--- PROVIDED PASSAGE ---
+===+

The ecclesiastical parishes within the Diocese of Bath and Wells cover the majority of the English county of Somerset and small areas of Devon, Dorset, Gloucestershire and Wiltshire. The episcopal seat of the Bishop of Bath and Wells is in the Cathedral Church of Saint Andrew in the city of Wells in Somerset.

The diocesan offices, the bishops' offices and residences and the cathedral are all located around the Bishop's Palace in Wells. The diocese is not referred to as "Bath diocese" or "Wells diocese", but as "Bath and Wells diocese". The ordinary of the diocese is the diocesan Bishop of Bath and Wells, Peter Hancock; he is assisted throughout the diocese by the Bishop suffragan of Taunton, Ruth Worsley. Her See was created in 1911. 

Alternative episcopal oversight (for parishes in the diocese that reject the ministry of women priests) is provided by the provincial episcopal visitor (PEV), the Bishop suffragan of Ebbsfleet, Jonathan Goodall. He is licensed as an honorary assistant bishop of the diocese in order to facilitate his work there.

The parish with its local parish church is the basic unit of the Church of England.  The parish within the Church of England structure has its roots in the Roman Catholic Church and survived the Reformation largely untouched.  Church of England parishes are currently each within one of 44 dioceses divided between the provinces of Canterbury, with 30 dioceses, and York with 14. In 2017 there were approximately 12,600 Church of England parishes in all, with 477 being within this diocese. 

Each parish is administered by a parish priest who may be assisted in his pastoral duties by a curate or curates, who are also ordained but not parish priests. There are wide variations in the size of parishes and church-going populations. A parish priest may have responsibility for one parish or for two or more, and some are part of a team ministry. By extension, the term parish refers not only to the territorial unit but to the people of its community or congregation. A benefice or "living" in the Church of England describes any ecclesiastical parish or group of ecclesiastical parishes under a single stipendiary minister. The holder of a benefice owns the "freehold" of the post (the church and the parsonage house) for life. 

Until the late 19th century, the parishes were the smallest area for local government and administrative functions. Following the Local Government Act 1894, the civil duties of the church were abolished and separate civil parishes were established. As a result of the different needs of the civil community and the church, in many cases the boundaries of the ecclesiastical parishes and their equivalent civil parish have diverged with time.

Archdeaconry of Bath

The archdeaconry covers most of the two unitary authorities of North Somerset and Bath and North East Somerset, and also includes sections of neighbouring districts in Somerset and Wiltshire. The Archdeacon of Bath is Adrian Youings.

Deanery of Bath
The deanery is mostly within Bath and North East Somerset, but includes one civil parish in Wiltshire and a small section in South Gloucestershire. As well as covering the city of Bath, it also includes the surrounding suburbs of the city and neighbouring villages.

+===+

--- SHORT TASK 1 ---
Extract the portion of the Bath and Wells diocese text that opens with the words containing "The diocesan offices, the" and closes with "his work there.", copying it word for word.

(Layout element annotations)
+===+

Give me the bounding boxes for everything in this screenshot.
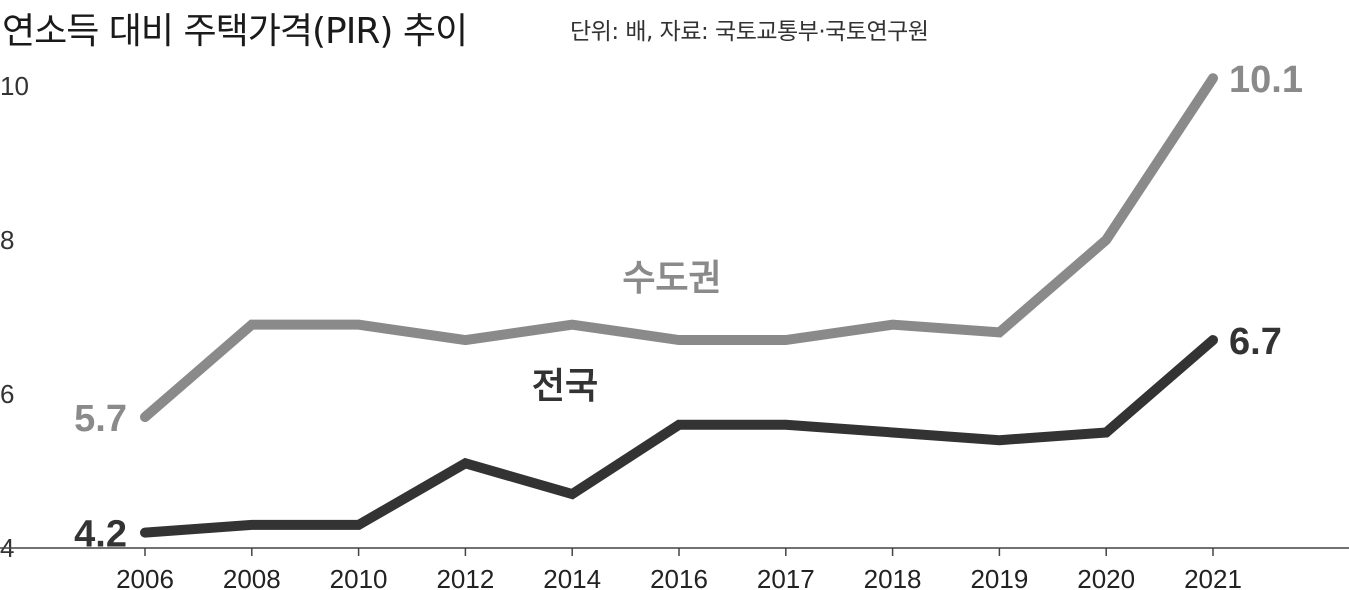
series-line-capital-area bbox=[140, 73, 1218, 423]
x-tick-label: 2008 bbox=[223, 564, 281, 590]
x-tick-label: 2019 bbox=[970, 564, 1028, 590]
end-value-label: 6.7 bbox=[1229, 321, 1282, 363]
start-value-label: 5.7 bbox=[74, 398, 127, 440]
series-line-national bbox=[140, 335, 1218, 538]
x-tick-label: 2020 bbox=[1077, 564, 1135, 590]
y-tick-label: 6 bbox=[0, 379, 14, 409]
x-axis-ticks: 2006 2008 2010 2012 2014 2016 2017 2018 2019 2020… bbox=[116, 548, 1242, 590]
x-tick-label: 2012 bbox=[436, 564, 494, 590]
end-value-label: 10.1 bbox=[1229, 59, 1303, 101]
x-tick-label: 2018 bbox=[864, 564, 922, 590]
x-tick-label: 2010 bbox=[330, 564, 388, 590]
y-tick-label: 8 bbox=[0, 225, 14, 255]
x-tick-label: 2014 bbox=[543, 564, 601, 590]
series-name-national: 전국 bbox=[532, 366, 598, 407]
x-tick-label: 2006 bbox=[116, 564, 174, 590]
series-lines bbox=[140, 73, 1218, 538]
start-value-label: 4.2 bbox=[74, 514, 127, 556]
x-tick-label: 2021 bbox=[1184, 564, 1242, 590]
chart-subtitle: 단위: 배, 자료: 국토교통부·국토연구원 bbox=[570, 19, 929, 45]
x-tick-label: 2017 bbox=[757, 564, 815, 590]
series-name-capital-area: 수도권 bbox=[622, 258, 721, 299]
x-tick-label: 2016 bbox=[650, 564, 708, 590]
y-tick-label: 10 bbox=[0, 71, 29, 101]
chart-title: 연소득 대비 주택가격(PIR) 추이 bbox=[2, 11, 468, 52]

+===+

--- SHORT TASK 2 ---
In the entries, rewrite the part that opens with the line containing "series-line-capital-area bbox=[140, 73, 1218, 423]" and closes with the line containing "start-value-label: 5.7 bbox=[74, 398, 127, 440]", changing "x-tick-label" to "x-axis-label" and leaving all else unchanged. Return only those lines.

--- CORRECT ANSWER 1 ---
The diocesan offices, the bishops' offices and residences and the cathedral are all located around the Bishop's Palace in Wells. The diocese is not referred to as "Bath diocese" or "Wells diocese", but as "Bath and Wells diocese". The ordinary of the diocese is the diocesan Bishop of Bath and Wells, Peter Hancock; he is assisted throughout the diocese by the Bishop suffragan of Taunton, Ruth Worsley. Her See was created in 1911. 

Alternative episcopal oversight (for parishes in the diocese that reject the ministry of women priests) is provided by the provincial episcopal visitor (PEV), the Bishop suffragan of Ebbsfleet, Jonathan Goodall. He is licensed as an honorary assistant bishop of the diocese in order to facilitate his work there.

--- CORRECT ANSWER 2 ---
series-line-capital-area bbox=[140, 73, 1218, 423]
x-axis-label: 2008 bbox=[223, 564, 281, 590]
x-axis-label: 2019 bbox=[970, 564, 1028, 590]
end-value-label: 6.7 bbox=[1229, 321, 1282, 363]
start-value-label: 5.7 bbox=[74, 398, 127, 440]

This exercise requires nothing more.